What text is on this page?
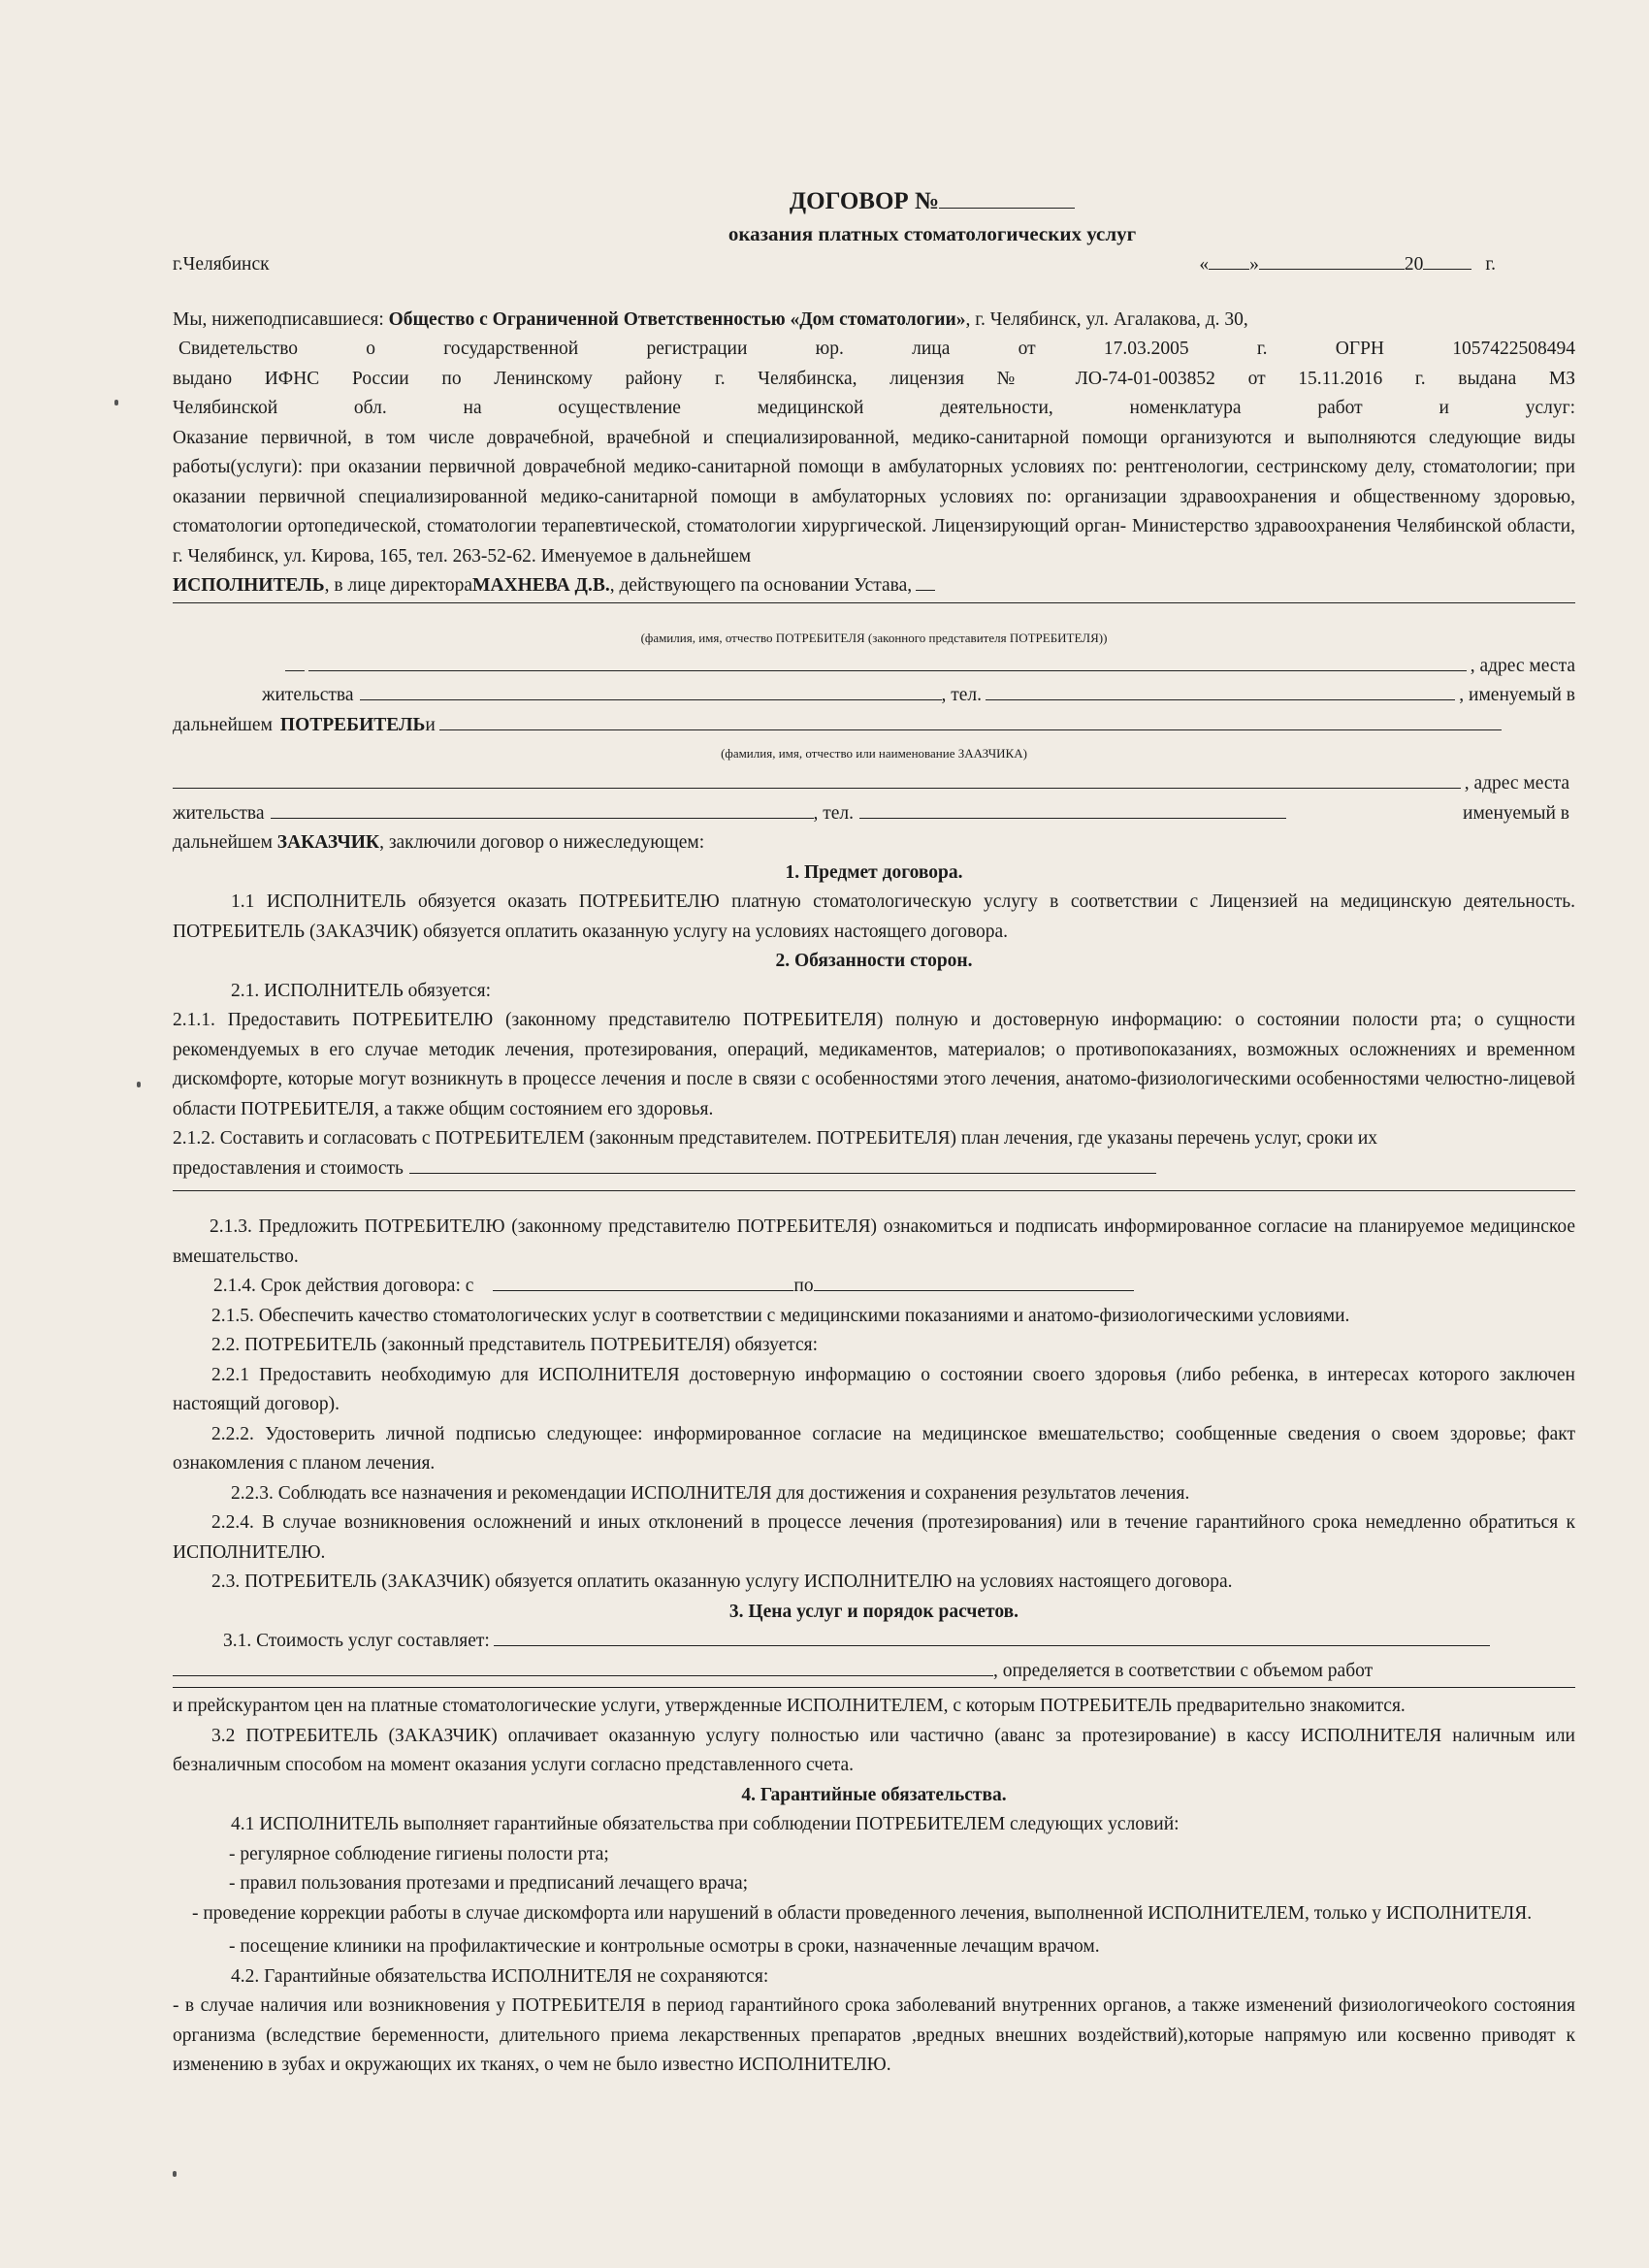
ДОГОВОР №
оказания платных стоматологических услуг
г.Челябинск	« »	20	г.

Мы, нижеподписавшиеся: Общество с Ограниченной Ответственностью «Дом стоматологии», г. Челябинск, ул. Агалакова, д. 30,

Свидетельство о государственной регистрации юр. лица от 17.03.2005 г. ОГРН 1057422508494

выдано ИФНС России по Ленинскому району г. Челябинска, лицензия № ЛО-74-01-003852 от 15.11.2016 г. выдана МЗ

Челябинской обл. на осуществление медицинской деятельности, номенклатура работ и услуг:

Оказание первичной, в том числе доврачебной, врачебной и специализированной, медико-санитарной помощи организуются и выполняются следующие виды работы(услуги): при оказании первичной доврачебной медико-санитарной помощи в амбулаторных условиях по: рентгенологии, сестринскому делу, стоматологии; при оказании первичной специализированной медико-санитарной помощи в амбулаторных условиях по: организации здравоохранения и общественному здоровью, стоматологии ортопедической, стоматологии терапевтической, стоматологии хирургической. Лицензирующий орган- Министерство здравоохранения Челябинской области, г. Челябинск, ул. Кирова, 165, тел. 263-52-62. Именуемое в дальнейшем

ИСПОЛНИТЕЛЬ , в лице директора МАХНЕВА Д.В. , действующего па основании Устава,
(фамилия, имя, отчество ПОТРЕБИТЕЛЯ (законного представителя ПОТРЕБИТЕЛЯ))
, адрес места
жительства	, тел.	, именуемый в
дальнейшем ПОТРЕБИТЕЛЬ и
(фамилия, имя, отчество или наименование ЗААЗЧИКА)
, адрес места
жительства	, тел.	именуемый в

дальнейшем ЗАКАЗЧИК, заключили договор о нижеследующем:

1. Предмет договора.

1.1 ИСПОЛНИТЕЛЬ обязуется оказать ПОТРЕБИТЕЛЮ платную стоматологическую услугу в соответствии с Лицензией на медицинскую деятельность. ПОТРЕБИТЕЛЬ (ЗАКАЗЧИК) обязуется оплатить оказанную услугу на условиях настоящего договора.

2. Обязанности сторон.

2.1. ИСПОЛНИТЕЛЬ обязуется:

2.1.1. Предоставить ПОТРЕБИТЕЛЮ (законному представителю ПОТРЕБИТЕЛЯ) полную и достоверную информацию: о состоянии полости рта; о сущности рекомендуемых в его случае методик лечения, протезирования, операций, медикаментов, материалов; о противопоказаниях, возможных осложнениях и временном дискомфорте, которые могут возникнуть в процессе лечения и после в связи с особенностями этого лечения, анатомо-физиологическими особенностями челюстно-лицевой области ПОТРЕБИТЕЛЯ, а также общим состоянием его здоровья.

2.1.2. Составить и согласовать с ПОТРЕБИТЕЛЕМ (законным представителем. ПОТРЕБИТЕЛЯ) план лечения, где указаны перечень услуг, сроки их

предоставления и стоимость

2.1.3. Предложить ПОТРЕБИТЕЛЮ (законному представителю ПОТРЕБИТЕЛЯ) ознакомиться и подписать информированное согласие на планируемое медицинское вмешательство.

2.1.4. Срок действия договора: с	по

2.1.5. Обеспечить качество стоматологических услуг в соответствии с медицинскими показаниями и анатомо-физиологическими условиями.

2.2. ПОТРЕБИТЕЛЬ (законный представитель ПОТРЕБИТЕЛЯ) обязуется:

2.2.1 Предоставить необходимую для ИСПОЛНИТЕЛЯ достоверную информацию о состоянии своего здоровья (либо ребенка, в интересах которого заключен настоящий договор).

2.2.2. Удостоверить личной подписью следующее: информированное согласие на медицинское вмешательство; сообщенные сведения о своем здоровье; факт ознакомления с планом лечения.

2.2.3. Соблюдать все назначения и рекомендации ИСПОЛНИТЕЛЯ для достижения и сохранения результатов лечения.

2.2.4. В случае возникновения осложнений и иных отклонений в процессе лечения (протезирования) или в течение гарантийного срока немедленно обратиться к ИСПОЛНИТЕЛЮ.

2.3. ПОТРЕБИТЕЛЬ (ЗАКАЗЧИК) обязуется оплатить оказанную услугу ИСПОЛНИТЕЛЮ на условиях настоящего договора.

3. Цена услуг и порядок расчетов.

3.1. Стоимость услуг составляет:
, определяется в соответствии с объемом работ

и прейскурантом цен на платные стоматологические услуги, утвержденные ИСПОЛНИТЕЛЕМ, с которым ПОТРЕБИТЕЛЬ предварительно знакомится.

3.2 ПОТРЕБИТЕЛЬ (ЗАКАЗЧИК) оплачивает оказанную услугу полностью или частично (аванс за протезирование) в кассу ИСПОЛНИТЕЛЯ наличным или безналичным способом на момент оказания услуги согласно представленного счета.

4. Гарантийные обязательства.

4.1 ИСПОЛНИТЕЛЬ выполняет гарантийные обязательства при соблюдении ПОТРЕБИТЕЛЕМ следующих условий:

- регулярное соблюдение гигиены полости рта;

- правил пользования протезами и предписаний лечащего врача;

- проведение коррекции работы в случае дискомфорта или нарушений в области проведенного лечения, выполненной ИСПОЛНИТЕЛЕМ, только у ИСПОЛНИТЕЛЯ.

- посещение клиники на профилактические и контрольные осмотры в сроки, назначенные лечащим врачом.

4.2. Гарантийные обязательства ИСПОЛНИТЕЛЯ не сохраняются:

- в случае наличия или возникновения у ПОТРЕБИТЕЛЯ в период гарантийного срока заболеваний внутренних органов, а также изменений физиологичеokого состояния организма (вследствие беременности, длительного приема лекарственных препаратов ,вредных внешних воздействий),которые напрямую или косвенно приводят к изменению в зубах и окружающих их тканях, о чем не было известно ИСПОЛНИТЕЛЮ.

Stated task
Using the listing above, show every line that includes the string "также".

Result of the task
2.1.1. Предоставить ПОТРЕБИТЕЛЮ (законному представителю ПОТРЕБИТЕЛЯ) полную и достоверную информацию: о состоянии полости рта; о сущности рекомендуемых в его случае методик лечения, протезирования, операций, медикаментов, материалов; о противопоказаниях, возможных осложнениях и временном дискомфорте, которые могут возникнуть в процессе лечения и после в связи с особенностями этого лечения, анатомо-физиологическими особенностями челюстно-лицевой области ПОТРЕБИТЕЛЯ, а также общим состоянием его здоровья.
- в случае наличия или возникновения у ПОТРЕБИТЕЛЯ в период гарантийного срока заболеваний внутренних органов, а также изменений физиологичеokого состояния организма (вследствие беременности, длительного приема лекарственных препаратов ,вредных внешних воздействий),которые напрямую или косвенно приводят к изменению в зубах и окружающих их тканях, о чем не было известно ИСПОЛНИТЕЛЮ.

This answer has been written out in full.